> _Problem requirements_: Return every item below verbatim, line for line, with no characters changed.

> _Record excerpts_:
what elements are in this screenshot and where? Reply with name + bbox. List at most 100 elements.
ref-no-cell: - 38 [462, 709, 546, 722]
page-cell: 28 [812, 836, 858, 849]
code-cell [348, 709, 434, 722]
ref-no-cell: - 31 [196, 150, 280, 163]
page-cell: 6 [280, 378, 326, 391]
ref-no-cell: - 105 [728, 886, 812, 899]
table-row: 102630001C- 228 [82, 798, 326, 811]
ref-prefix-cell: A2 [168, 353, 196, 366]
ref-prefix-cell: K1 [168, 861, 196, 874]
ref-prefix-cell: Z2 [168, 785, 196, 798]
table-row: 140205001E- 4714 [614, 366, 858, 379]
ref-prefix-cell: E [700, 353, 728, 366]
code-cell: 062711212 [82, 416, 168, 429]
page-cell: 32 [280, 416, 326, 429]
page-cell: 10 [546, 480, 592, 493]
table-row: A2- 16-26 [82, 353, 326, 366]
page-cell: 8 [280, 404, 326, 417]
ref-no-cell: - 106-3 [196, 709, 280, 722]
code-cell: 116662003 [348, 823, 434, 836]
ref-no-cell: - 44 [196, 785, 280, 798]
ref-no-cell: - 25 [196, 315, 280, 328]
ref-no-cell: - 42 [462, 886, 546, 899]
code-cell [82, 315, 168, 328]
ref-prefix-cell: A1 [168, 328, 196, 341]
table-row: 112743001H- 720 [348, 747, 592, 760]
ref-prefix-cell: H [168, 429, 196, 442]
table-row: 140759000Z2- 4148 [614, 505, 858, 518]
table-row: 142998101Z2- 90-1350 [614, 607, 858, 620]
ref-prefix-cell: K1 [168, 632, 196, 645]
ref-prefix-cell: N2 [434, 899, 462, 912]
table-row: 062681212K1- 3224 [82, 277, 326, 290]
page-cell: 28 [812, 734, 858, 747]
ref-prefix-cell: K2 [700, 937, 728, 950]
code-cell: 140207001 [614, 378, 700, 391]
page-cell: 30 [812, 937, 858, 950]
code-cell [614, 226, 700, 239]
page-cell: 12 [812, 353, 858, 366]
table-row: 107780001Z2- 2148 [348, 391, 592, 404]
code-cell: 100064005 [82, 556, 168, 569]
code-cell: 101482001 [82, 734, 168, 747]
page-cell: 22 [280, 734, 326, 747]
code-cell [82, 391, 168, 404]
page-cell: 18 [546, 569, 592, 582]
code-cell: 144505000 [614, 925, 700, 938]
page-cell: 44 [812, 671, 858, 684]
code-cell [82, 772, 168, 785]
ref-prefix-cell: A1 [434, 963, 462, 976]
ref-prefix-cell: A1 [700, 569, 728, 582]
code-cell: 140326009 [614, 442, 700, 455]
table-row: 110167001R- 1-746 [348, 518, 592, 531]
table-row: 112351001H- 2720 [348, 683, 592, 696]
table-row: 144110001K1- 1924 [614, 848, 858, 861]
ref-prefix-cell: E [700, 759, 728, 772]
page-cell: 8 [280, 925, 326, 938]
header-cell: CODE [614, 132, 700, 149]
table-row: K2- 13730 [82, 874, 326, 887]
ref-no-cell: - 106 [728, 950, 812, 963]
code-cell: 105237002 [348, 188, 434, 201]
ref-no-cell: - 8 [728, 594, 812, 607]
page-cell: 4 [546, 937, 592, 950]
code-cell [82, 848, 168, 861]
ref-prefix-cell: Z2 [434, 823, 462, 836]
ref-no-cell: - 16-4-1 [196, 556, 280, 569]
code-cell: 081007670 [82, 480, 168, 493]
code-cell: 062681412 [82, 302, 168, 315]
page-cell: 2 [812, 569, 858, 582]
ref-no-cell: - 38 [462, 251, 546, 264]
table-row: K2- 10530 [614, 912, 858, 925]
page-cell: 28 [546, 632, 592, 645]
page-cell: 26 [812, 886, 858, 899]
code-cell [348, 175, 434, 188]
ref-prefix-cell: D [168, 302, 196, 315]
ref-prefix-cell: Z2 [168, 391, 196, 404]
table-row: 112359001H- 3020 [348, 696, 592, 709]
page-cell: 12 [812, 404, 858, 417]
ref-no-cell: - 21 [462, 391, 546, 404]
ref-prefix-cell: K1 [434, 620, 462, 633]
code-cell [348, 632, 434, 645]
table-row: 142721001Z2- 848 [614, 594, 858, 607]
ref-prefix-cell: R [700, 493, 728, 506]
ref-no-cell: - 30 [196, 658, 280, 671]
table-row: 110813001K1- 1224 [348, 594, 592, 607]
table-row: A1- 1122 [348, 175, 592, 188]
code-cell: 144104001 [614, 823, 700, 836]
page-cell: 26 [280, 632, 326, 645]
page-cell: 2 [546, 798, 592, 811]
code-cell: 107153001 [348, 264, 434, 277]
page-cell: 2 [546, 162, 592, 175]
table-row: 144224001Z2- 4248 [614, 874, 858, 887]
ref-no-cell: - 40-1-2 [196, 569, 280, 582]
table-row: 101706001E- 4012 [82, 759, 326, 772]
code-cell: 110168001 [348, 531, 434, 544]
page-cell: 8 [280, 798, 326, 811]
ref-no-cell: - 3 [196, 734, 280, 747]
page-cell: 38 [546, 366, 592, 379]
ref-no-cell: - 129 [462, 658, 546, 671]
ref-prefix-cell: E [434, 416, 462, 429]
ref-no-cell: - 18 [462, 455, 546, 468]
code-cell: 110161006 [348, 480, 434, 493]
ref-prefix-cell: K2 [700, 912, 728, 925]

> _Problem solution_:
what elements are in this screenshot and where? Reply with name + bbox. List at most 100 elements.
ref-no-cell: - 38 [462, 709, 546, 722]
page-cell: 28 [812, 836, 858, 849]
code-cell [348, 709, 434, 722]
ref-no-cell: - 31 [196, 150, 280, 163]
page-cell: 6 [280, 378, 326, 391]
ref-no-cell: - 105 [728, 886, 812, 899]
table-row: 102630001C- 228 [82, 798, 326, 811]
ref-prefix-cell: A2 [168, 353, 196, 366]
ref-prefix-cell: K1 [168, 861, 196, 874]
ref-prefix-cell: Z2 [168, 785, 196, 798]
table-row: 140205001E- 4714 [614, 366, 858, 379]
ref-prefix-cell: E [700, 353, 728, 366]
code-cell: 062711212 [82, 416, 168, 429]
page-cell: 32 [280, 416, 326, 429]
page-cell: 10 [546, 480, 592, 493]
table-row: A2- 16-26 [82, 353, 326, 366]
page-cell: 8 [280, 404, 326, 417]
ref-no-cell: - 106-3 [196, 709, 280, 722]
code-cell: 116662003 [348, 823, 434, 836]
ref-no-cell: - 44 [196, 785, 280, 798]
ref-no-cell: - 25 [196, 315, 280, 328]
ref-no-cell: - 42 [462, 886, 546, 899]
code-cell [82, 315, 168, 328]
ref-prefix-cell: A1 [168, 328, 196, 341]
table-row: 112743001H- 720 [348, 747, 592, 760]
ref-prefix-cell: H [168, 429, 196, 442]
table-row: 140759000Z2- 4148 [614, 505, 858, 518]
table-row: 142998101Z2- 90-1350 [614, 607, 858, 620]
ref-prefix-cell: K1 [168, 632, 196, 645]
ref-prefix-cell: N2 [434, 899, 462, 912]
table-row: 062681212K1- 3224 [82, 277, 326, 290]
page-cell: 28 [812, 734, 858, 747]
ref-prefix-cell: K2 [700, 937, 728, 950]
code-cell: 140207001 [614, 378, 700, 391]
page-cell: 30 [812, 937, 858, 950]
code-cell [614, 226, 700, 239]
page-cell: 12 [812, 353, 858, 366]
table-row: 107780001Z2- 2148 [348, 391, 592, 404]
code-cell: 100064005 [82, 556, 168, 569]
code-cell: 101482001 [82, 734, 168, 747]
page-cell: 22 [280, 734, 326, 747]
code-cell [82, 391, 168, 404]
page-cell: 18 [546, 569, 592, 582]
code-cell: 144505000 [614, 925, 700, 938]
page-cell: 44 [812, 671, 858, 684]
code-cell [82, 772, 168, 785]
ref-prefix-cell: A1 [434, 963, 462, 976]
ref-prefix-cell: A1 [700, 569, 728, 582]
code-cell: 140326009 [614, 442, 700, 455]
table-row: 110167001R- 1-746 [348, 518, 592, 531]
table-row: 112351001H- 2720 [348, 683, 592, 696]
table-row: 144110001K1- 1924 [614, 848, 858, 861]
ref-prefix-cell: E [700, 759, 728, 772]
page-cell: 8 [280, 925, 326, 938]
header-cell: CODE [614, 132, 700, 149]
table-row: K2- 13730 [82, 874, 326, 887]
ref-no-cell: - 106 [728, 950, 812, 963]
code-cell: 105237002 [348, 188, 434, 201]
ref-no-cell: - 8 [728, 594, 812, 607]
page-cell: 4 [546, 937, 592, 950]
code-cell [82, 848, 168, 861]
ref-prefix-cell: Z2 [434, 823, 462, 836]
ref-no-cell: - 16-4-1 [196, 556, 280, 569]
code-cell: 081007670 [82, 480, 168, 493]
code-cell: 062681412 [82, 302, 168, 315]
page-cell: 2 [812, 569, 858, 582]
ref-no-cell: - 38 [462, 251, 546, 264]
table-row: K2- 10530 [614, 912, 858, 925]
page-cell: 28 [546, 632, 592, 645]
page-cell: 26 [812, 886, 858, 899]
code-cell [348, 175, 434, 188]
ref-prefix-cell: D [168, 302, 196, 315]
ref-prefix-cell: Z2 [168, 391, 196, 404]
table-row: 112359001H- 3020 [348, 696, 592, 709]
page-cell: 12 [812, 404, 858, 417]
ref-no-cell: - 21 [462, 391, 546, 404]
ref-prefix-cell: K1 [434, 620, 462, 633]
code-cell [348, 632, 434, 645]
table-row: 142721001Z2- 848 [614, 594, 858, 607]
ref-prefix-cell: R [700, 493, 728, 506]
ref-no-cell: - 30 [196, 658, 280, 671]
table-row: 110813001K1- 1224 [348, 594, 592, 607]
table-row: A1- 1122 [348, 175, 592, 188]
code-cell: 144104001 [614, 823, 700, 836]
page-cell: 26 [280, 632, 326, 645]
page-cell: 2 [546, 798, 592, 811]
code-cell: 107153001 [348, 264, 434, 277]
page-cell: 2 [546, 162, 592, 175]
table-row: 144224001Z2- 4248 [614, 874, 858, 887]
ref-no-cell: - 40-1-2 [196, 569, 280, 582]
table-row: 101706001E- 4012 [82, 759, 326, 772]
code-cell: 110168001 [348, 531, 434, 544]
page-cell: 8 [280, 798, 326, 811]
ref-no-cell: - 3 [196, 734, 280, 747]
page-cell: 38 [546, 366, 592, 379]
ref-no-cell: - 129 [462, 658, 546, 671]
ref-prefix-cell: E [434, 416, 462, 429]
ref-no-cell: - 18 [462, 455, 546, 468]
code-cell: 110161006 [348, 480, 434, 493]
ref-prefix-cell: K2 [700, 912, 728, 925]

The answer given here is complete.